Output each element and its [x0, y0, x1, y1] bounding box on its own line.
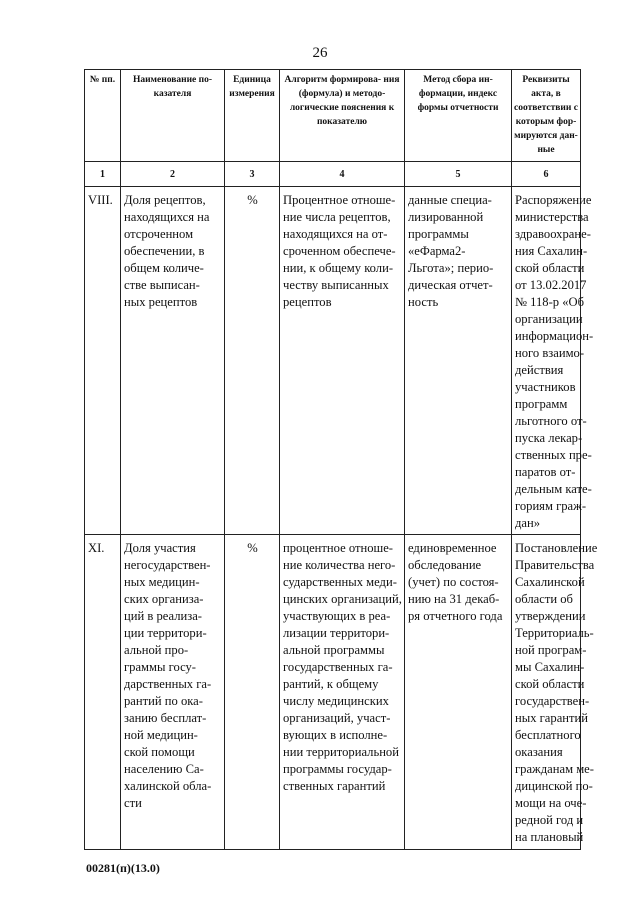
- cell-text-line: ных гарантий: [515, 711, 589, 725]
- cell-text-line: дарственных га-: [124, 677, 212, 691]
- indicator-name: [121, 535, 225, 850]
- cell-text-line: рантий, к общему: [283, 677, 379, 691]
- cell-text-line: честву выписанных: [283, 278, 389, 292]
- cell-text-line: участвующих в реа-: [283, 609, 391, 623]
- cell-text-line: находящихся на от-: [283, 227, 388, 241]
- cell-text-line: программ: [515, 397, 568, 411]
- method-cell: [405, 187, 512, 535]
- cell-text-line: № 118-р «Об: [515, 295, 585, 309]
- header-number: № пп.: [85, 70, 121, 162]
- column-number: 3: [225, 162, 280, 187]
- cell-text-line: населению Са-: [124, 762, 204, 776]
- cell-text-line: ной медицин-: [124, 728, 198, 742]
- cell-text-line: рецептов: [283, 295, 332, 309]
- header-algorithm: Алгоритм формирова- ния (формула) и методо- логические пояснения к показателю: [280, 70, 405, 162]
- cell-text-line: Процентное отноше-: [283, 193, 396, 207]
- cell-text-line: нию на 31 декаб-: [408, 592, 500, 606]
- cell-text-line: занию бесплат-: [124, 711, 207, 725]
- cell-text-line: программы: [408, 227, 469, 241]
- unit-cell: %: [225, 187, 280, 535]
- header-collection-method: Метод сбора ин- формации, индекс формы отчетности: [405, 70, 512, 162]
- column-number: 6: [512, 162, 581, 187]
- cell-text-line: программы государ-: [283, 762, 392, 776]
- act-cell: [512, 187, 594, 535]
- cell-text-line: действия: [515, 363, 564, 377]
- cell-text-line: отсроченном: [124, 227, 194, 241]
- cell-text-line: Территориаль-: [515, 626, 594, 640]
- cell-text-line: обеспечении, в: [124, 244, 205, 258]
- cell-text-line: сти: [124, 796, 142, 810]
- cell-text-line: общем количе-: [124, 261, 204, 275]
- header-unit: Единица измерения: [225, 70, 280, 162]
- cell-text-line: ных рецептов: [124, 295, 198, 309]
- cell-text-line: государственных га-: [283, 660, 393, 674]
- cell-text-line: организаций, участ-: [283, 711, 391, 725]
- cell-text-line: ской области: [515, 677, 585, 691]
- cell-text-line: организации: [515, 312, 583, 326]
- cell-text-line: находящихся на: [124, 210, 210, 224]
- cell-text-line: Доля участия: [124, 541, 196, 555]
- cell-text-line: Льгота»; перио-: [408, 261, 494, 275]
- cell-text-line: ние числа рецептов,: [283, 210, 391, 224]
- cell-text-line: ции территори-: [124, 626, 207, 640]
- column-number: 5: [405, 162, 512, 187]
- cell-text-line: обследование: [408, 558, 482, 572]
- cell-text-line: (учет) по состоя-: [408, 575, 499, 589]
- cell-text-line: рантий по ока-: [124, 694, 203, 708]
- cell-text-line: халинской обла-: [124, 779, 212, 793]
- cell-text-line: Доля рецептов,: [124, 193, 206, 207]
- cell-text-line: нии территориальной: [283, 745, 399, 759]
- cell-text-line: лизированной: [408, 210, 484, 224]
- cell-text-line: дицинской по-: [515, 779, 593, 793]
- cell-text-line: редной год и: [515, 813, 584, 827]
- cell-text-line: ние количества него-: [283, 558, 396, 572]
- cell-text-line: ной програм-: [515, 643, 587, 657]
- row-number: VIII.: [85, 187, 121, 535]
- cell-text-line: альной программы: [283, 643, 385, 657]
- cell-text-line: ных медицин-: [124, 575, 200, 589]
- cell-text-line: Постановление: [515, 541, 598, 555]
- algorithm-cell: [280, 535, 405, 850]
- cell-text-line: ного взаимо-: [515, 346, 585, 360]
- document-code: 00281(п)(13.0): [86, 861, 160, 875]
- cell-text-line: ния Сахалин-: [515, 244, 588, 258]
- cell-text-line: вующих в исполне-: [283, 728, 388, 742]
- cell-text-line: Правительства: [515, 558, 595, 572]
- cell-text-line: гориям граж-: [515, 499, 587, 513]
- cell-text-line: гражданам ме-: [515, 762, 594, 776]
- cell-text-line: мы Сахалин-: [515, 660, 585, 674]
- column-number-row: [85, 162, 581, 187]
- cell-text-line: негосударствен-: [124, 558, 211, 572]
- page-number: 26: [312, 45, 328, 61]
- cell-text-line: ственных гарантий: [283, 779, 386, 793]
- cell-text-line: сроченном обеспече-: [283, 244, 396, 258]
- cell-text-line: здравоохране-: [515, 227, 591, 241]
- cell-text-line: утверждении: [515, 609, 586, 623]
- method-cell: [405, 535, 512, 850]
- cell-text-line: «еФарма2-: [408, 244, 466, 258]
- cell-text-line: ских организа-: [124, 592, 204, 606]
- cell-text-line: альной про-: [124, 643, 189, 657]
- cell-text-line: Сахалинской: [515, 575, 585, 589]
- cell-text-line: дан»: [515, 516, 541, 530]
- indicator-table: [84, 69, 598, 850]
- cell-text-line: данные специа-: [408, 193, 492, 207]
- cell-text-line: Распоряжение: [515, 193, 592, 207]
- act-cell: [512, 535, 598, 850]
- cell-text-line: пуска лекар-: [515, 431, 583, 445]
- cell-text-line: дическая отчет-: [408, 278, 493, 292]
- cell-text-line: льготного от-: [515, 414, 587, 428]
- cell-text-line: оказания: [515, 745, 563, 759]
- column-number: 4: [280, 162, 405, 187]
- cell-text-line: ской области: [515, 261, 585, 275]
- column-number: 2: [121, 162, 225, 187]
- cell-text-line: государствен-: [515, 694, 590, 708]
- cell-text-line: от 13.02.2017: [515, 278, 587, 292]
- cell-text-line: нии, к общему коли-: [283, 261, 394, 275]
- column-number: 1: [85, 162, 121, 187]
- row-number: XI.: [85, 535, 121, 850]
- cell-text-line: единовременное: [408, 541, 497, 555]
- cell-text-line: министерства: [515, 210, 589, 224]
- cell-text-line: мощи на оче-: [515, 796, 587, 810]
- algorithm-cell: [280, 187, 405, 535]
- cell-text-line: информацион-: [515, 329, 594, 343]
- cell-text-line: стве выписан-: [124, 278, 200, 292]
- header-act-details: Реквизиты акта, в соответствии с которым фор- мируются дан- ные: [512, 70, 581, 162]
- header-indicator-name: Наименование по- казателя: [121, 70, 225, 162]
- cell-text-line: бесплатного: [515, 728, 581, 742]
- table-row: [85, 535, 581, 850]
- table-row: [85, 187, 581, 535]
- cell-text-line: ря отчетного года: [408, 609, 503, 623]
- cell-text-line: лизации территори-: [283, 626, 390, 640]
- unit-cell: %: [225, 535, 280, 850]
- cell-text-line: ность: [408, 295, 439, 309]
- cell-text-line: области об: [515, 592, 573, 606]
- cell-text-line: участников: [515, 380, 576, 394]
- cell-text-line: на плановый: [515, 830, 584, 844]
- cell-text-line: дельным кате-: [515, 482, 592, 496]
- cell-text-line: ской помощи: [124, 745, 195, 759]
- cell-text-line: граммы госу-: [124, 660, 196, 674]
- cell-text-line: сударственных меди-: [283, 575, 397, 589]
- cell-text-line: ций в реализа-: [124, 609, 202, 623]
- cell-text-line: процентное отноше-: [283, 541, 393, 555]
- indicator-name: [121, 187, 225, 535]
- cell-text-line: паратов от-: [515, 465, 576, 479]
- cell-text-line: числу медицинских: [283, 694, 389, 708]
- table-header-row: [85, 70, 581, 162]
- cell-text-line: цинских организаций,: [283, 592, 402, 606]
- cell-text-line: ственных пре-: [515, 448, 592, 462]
::::::::::
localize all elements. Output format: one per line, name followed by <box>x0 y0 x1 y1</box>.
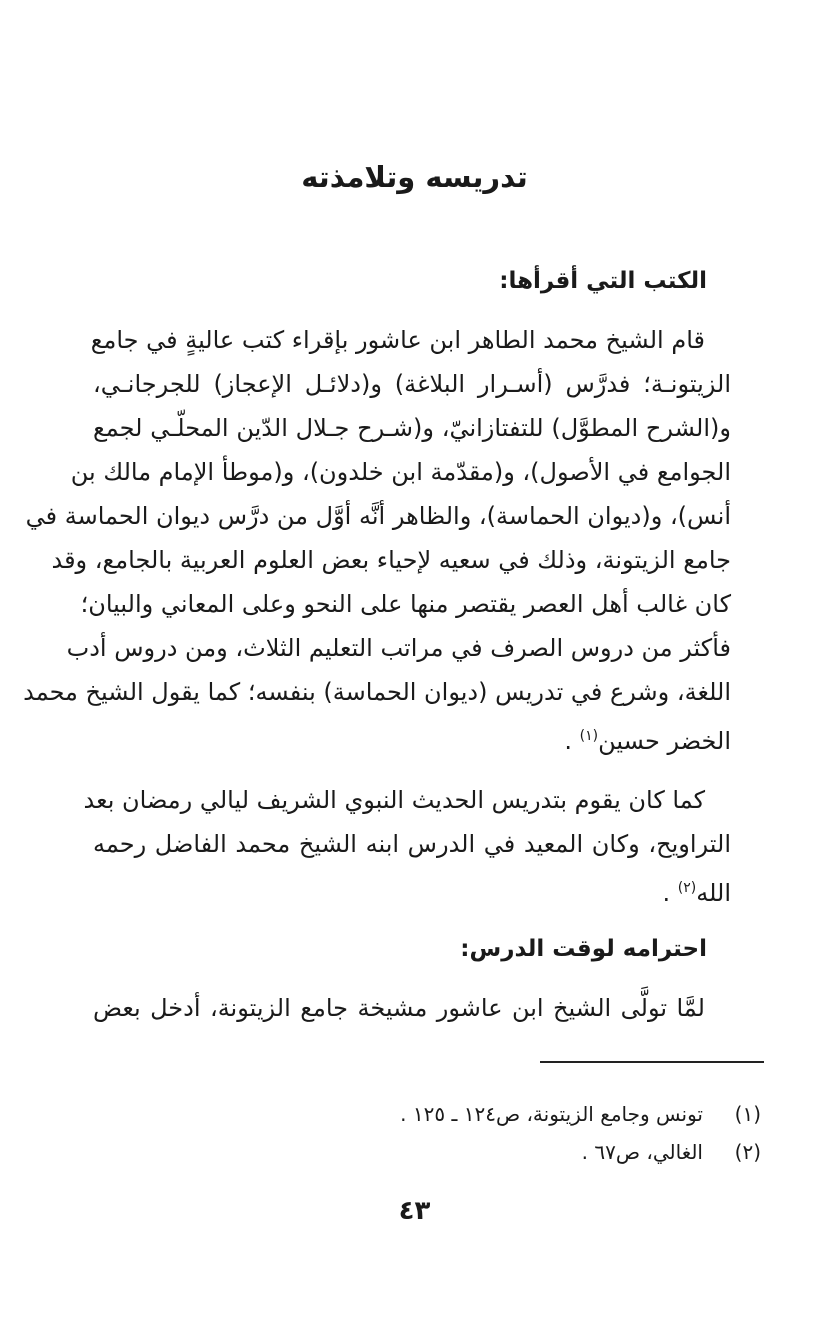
::::::::::
→ WRITTEN PROBLEM:
Convert the lines of the records above, starting at the line that contains "Output each element" and ending at the line that contains "- cell-text-line: рецептов: [283, 295, 332, 309]", into a JSON list of strings with one string per line. Skip blank lines and leave the pictures out.

→ OUTPUT OF THE TASK:
[
  "Output each element and its [x0, y0, x1, y1] bounding box on its own line.",
  "- cell-text-line: ных гарантий: [515, 711, 589, 725]",
  "- cell-text-line: дарственных га-: [124, 677, 212, 691]",
  "- indicator-name: [121, 535, 225, 850]",
  "- cell-text-line: рантий, к общему: [283, 677, 379, 691]",
  "- cell-text-line: честву выписанных: [283, 278, 389, 292]",
  "- cell-text-line: участвующих в реа-: [283, 609, 391, 623]",
  "- cell-text-line: находящихся на от-: [283, 227, 388, 241]",
  "- cell-text-line: программ: [515, 397, 568, 411]",
  "- method-cell: [405, 187, 512, 535]",
  "- cell-text-line: № 118-р «Об: [515, 295, 585, 309]",
  "- header-number: № пп.: [85, 70, 121, 162]",
  "- column-number: 3: [225, 162, 280, 187]",
  "- cell-text-line: населению Са-: [124, 762, 204, 776]",
  "- cell-text-line: ной медицин-: [124, 728, 198, 742]",
  "- cell-text-line: рецептов: [283, 295, 332, 309]"
]